Copy out the records below verbatim, beginning at the line containing "Give me the" and continuing through the line containing "quoted-chapter-title: Ἡ ἀπόφασις", both lines included.

= = = =

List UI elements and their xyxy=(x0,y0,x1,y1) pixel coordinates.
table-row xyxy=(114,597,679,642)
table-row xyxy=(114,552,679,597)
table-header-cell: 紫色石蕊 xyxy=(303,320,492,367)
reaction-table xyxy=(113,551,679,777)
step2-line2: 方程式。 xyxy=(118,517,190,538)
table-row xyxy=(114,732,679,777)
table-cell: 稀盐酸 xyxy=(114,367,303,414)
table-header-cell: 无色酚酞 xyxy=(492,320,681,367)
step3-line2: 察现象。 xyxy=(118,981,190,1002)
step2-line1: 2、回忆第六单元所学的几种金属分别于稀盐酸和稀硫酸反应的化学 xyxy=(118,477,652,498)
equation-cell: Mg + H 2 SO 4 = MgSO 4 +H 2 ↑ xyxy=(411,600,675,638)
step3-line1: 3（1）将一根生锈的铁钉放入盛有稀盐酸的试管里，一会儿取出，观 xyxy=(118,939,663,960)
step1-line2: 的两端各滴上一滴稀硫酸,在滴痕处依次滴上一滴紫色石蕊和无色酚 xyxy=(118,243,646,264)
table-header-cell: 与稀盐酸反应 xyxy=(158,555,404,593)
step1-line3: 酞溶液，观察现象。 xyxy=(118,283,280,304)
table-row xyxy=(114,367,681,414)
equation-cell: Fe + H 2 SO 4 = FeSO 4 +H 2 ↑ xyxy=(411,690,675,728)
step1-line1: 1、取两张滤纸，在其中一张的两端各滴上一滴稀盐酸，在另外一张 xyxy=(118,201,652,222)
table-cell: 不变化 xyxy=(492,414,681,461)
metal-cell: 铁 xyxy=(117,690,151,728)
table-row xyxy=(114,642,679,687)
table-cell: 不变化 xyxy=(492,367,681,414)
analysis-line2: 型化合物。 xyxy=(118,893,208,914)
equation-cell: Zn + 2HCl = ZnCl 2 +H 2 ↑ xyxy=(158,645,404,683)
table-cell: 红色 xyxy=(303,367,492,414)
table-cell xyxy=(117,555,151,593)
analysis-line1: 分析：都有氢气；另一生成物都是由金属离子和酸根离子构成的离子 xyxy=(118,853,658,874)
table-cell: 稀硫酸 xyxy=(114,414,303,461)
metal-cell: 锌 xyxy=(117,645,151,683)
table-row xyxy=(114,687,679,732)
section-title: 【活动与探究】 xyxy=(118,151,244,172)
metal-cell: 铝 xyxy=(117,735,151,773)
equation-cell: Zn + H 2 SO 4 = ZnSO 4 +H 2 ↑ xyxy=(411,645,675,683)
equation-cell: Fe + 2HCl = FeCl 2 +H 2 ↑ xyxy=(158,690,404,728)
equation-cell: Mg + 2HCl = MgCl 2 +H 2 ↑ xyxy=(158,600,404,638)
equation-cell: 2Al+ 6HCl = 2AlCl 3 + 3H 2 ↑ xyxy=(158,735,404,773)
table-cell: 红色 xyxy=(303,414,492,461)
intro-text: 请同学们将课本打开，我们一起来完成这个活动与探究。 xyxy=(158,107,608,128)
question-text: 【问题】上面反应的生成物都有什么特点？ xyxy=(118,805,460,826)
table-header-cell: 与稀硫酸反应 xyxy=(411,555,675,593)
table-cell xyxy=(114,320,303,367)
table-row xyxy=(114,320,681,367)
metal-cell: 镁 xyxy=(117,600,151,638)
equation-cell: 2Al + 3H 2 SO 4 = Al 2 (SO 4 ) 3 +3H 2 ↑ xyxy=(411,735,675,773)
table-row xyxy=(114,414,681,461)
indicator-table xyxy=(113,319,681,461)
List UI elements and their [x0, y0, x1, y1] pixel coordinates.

= = = =

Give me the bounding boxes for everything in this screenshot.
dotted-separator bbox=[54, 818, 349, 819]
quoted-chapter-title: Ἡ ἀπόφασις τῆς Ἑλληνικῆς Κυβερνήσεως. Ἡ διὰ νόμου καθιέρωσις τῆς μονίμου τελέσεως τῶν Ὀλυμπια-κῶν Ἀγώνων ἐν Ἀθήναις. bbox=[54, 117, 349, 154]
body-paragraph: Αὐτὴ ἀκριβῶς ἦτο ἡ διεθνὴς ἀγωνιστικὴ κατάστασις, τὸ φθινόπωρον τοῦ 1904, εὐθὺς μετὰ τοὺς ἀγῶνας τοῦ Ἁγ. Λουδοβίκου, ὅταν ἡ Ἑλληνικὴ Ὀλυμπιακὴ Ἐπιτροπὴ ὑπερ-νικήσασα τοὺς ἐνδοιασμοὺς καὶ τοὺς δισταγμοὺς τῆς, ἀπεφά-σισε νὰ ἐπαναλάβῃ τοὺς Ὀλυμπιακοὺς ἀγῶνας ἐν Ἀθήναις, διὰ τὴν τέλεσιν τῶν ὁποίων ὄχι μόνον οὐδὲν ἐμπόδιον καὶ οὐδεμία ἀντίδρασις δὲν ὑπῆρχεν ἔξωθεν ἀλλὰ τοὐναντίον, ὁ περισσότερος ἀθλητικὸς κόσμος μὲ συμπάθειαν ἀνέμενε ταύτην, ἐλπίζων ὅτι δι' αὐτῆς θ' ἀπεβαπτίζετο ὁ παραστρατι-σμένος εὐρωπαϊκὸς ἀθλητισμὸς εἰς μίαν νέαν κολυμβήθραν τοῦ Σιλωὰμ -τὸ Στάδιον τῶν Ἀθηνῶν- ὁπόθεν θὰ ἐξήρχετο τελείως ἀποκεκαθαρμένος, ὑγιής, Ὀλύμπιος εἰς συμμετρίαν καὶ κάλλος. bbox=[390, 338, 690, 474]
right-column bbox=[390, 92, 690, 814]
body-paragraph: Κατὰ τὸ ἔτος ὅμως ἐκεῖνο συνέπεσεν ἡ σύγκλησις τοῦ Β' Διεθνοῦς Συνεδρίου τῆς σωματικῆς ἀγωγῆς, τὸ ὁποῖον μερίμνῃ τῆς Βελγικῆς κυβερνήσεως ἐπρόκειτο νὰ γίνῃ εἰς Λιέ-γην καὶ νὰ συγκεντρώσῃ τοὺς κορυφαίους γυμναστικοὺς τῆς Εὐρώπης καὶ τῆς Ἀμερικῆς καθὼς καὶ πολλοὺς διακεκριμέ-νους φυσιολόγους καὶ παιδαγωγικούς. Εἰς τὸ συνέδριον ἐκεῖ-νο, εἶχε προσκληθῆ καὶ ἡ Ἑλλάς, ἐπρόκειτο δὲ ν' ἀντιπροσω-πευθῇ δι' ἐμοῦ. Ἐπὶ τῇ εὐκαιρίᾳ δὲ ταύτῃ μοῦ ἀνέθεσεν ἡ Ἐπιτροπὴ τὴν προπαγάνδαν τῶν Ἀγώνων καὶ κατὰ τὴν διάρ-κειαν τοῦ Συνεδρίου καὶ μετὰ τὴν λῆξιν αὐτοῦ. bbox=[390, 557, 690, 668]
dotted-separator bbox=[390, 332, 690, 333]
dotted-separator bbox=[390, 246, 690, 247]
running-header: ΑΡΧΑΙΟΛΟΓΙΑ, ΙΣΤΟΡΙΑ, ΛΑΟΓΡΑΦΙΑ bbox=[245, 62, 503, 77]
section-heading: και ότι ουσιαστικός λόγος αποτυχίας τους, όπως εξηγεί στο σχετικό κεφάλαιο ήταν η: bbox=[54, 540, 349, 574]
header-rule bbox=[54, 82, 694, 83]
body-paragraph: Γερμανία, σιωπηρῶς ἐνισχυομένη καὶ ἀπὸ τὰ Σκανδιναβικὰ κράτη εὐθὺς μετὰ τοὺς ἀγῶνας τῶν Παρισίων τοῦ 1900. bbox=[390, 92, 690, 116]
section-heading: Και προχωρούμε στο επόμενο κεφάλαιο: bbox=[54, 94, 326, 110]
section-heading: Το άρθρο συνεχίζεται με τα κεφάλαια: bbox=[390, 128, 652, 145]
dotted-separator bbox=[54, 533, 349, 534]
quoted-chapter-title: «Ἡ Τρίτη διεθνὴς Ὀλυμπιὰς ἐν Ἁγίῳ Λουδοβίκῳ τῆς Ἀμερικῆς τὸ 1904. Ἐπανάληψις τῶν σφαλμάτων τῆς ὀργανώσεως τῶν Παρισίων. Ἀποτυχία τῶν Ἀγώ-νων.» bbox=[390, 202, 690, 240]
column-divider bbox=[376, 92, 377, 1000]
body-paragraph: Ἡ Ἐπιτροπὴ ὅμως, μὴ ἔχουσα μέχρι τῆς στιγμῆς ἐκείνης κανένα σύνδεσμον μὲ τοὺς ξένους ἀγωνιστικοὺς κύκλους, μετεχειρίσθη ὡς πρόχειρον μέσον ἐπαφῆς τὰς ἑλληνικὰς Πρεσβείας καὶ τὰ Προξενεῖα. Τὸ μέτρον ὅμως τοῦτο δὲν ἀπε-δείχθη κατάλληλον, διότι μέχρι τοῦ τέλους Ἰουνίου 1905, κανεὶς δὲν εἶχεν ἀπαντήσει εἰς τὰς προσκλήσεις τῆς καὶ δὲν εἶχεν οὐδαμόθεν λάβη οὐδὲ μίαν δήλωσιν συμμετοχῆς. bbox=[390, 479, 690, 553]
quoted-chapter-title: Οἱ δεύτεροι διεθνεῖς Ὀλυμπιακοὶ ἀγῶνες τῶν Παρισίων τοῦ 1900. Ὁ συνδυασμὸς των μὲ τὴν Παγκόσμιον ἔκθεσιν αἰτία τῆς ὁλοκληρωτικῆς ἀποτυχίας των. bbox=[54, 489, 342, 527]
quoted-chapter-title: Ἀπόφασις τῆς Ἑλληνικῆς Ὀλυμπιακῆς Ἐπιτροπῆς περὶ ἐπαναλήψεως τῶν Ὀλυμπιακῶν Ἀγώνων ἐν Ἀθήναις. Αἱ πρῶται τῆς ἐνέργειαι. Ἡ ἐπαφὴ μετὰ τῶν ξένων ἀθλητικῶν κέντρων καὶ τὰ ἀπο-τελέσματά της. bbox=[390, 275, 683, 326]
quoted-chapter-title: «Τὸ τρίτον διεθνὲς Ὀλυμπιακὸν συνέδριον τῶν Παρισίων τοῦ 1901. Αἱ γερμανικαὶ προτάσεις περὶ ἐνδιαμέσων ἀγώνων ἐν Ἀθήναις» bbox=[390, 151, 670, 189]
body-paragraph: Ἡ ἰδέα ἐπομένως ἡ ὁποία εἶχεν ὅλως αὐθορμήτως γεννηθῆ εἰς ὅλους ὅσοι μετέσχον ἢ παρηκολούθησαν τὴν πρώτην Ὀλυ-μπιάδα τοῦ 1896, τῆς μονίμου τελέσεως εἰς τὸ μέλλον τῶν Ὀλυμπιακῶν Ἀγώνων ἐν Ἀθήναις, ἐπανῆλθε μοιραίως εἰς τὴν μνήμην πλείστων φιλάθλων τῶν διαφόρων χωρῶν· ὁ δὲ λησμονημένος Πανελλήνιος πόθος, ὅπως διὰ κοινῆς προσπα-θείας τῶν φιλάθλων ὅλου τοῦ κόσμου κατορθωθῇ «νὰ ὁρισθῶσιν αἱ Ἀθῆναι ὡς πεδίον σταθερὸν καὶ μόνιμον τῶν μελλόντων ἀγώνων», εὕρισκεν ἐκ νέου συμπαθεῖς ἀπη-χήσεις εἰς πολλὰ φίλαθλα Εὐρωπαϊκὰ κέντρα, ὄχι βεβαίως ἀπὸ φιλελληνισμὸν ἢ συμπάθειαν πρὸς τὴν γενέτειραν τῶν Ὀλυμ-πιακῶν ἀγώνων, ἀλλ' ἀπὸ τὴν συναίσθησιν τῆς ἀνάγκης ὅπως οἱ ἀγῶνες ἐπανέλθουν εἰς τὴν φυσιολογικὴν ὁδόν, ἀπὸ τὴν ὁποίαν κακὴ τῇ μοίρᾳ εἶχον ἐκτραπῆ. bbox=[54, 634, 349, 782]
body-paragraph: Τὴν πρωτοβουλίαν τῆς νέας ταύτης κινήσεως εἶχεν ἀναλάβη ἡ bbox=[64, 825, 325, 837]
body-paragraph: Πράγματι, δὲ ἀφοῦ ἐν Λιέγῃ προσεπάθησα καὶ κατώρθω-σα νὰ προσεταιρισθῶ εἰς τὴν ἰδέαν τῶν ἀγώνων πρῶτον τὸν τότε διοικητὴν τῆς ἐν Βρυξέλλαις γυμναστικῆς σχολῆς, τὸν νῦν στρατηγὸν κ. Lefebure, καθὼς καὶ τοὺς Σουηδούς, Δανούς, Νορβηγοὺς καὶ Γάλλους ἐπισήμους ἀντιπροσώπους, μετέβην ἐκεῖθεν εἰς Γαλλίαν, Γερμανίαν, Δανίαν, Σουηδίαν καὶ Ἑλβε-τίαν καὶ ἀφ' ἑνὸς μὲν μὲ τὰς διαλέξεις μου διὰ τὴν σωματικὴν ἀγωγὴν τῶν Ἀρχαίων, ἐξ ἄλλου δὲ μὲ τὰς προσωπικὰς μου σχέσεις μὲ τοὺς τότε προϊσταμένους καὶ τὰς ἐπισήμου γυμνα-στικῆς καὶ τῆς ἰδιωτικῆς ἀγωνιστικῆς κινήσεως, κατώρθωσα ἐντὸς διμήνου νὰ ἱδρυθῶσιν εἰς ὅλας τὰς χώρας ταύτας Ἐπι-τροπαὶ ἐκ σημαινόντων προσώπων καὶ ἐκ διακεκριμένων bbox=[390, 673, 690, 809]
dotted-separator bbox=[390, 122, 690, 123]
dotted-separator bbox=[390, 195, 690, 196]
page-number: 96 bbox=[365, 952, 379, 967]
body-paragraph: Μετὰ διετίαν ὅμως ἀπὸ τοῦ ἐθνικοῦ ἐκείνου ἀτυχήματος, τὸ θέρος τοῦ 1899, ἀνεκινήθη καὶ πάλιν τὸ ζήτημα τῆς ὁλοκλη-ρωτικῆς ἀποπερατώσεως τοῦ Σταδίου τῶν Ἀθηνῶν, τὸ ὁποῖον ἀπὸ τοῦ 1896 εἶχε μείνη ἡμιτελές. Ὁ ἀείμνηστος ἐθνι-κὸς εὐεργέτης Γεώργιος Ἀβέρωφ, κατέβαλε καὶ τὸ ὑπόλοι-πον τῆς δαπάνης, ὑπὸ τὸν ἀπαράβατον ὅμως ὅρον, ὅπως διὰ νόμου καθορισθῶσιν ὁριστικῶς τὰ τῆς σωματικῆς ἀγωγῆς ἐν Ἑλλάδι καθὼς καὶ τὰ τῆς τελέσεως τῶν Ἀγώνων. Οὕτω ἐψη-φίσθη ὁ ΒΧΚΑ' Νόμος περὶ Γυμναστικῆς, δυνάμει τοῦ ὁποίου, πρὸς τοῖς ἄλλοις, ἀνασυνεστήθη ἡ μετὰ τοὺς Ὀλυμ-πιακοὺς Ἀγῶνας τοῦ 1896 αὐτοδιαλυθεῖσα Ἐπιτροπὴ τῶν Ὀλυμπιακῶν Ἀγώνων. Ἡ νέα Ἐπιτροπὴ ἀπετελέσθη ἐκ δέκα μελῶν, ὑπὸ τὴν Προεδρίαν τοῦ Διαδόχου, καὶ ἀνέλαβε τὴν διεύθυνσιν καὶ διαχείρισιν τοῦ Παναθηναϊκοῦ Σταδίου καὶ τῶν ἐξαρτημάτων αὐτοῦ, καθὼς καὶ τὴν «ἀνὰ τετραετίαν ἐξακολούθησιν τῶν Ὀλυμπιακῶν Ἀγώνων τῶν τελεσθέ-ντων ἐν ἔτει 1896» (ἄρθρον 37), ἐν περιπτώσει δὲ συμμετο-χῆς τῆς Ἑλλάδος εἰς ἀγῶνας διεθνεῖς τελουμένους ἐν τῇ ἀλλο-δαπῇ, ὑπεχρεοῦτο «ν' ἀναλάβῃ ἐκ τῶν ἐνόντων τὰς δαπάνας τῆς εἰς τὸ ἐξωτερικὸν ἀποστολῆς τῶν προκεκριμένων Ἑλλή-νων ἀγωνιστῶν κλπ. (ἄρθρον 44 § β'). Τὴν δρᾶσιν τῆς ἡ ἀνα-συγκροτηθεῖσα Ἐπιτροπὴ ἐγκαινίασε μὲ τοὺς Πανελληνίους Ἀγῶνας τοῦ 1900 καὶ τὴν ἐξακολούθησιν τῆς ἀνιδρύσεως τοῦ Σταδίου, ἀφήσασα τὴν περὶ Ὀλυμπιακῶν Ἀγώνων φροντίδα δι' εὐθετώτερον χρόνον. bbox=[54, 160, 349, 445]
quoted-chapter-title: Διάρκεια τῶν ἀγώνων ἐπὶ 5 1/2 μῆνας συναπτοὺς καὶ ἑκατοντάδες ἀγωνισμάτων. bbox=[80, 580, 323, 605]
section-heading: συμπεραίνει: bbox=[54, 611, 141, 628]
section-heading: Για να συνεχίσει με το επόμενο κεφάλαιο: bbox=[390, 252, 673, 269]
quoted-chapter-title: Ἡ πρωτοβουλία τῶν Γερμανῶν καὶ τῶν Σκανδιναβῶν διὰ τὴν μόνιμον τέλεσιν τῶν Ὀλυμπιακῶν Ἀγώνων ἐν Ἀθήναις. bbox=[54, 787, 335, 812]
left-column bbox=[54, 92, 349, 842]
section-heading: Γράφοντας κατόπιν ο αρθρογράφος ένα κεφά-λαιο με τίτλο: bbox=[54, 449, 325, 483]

= = = =

• [COMPLETED TASK]:
Give me the bounding boxes for everything in this screenshot.
dotted-separator bbox=[54, 818, 349, 819]
quoted-chapter-title: Ἡ ἀπόφασις τῆς Ἑλληνικῆς Κυβερνήσεως. Ἡ διὰ νόμου καθιέρωσις τῆς μονίμου τελέσεως τῶν Ὀλυμπια-κῶν Ἀγώνων ἐν Ἀθήναις. bbox=[54, 117, 349, 154]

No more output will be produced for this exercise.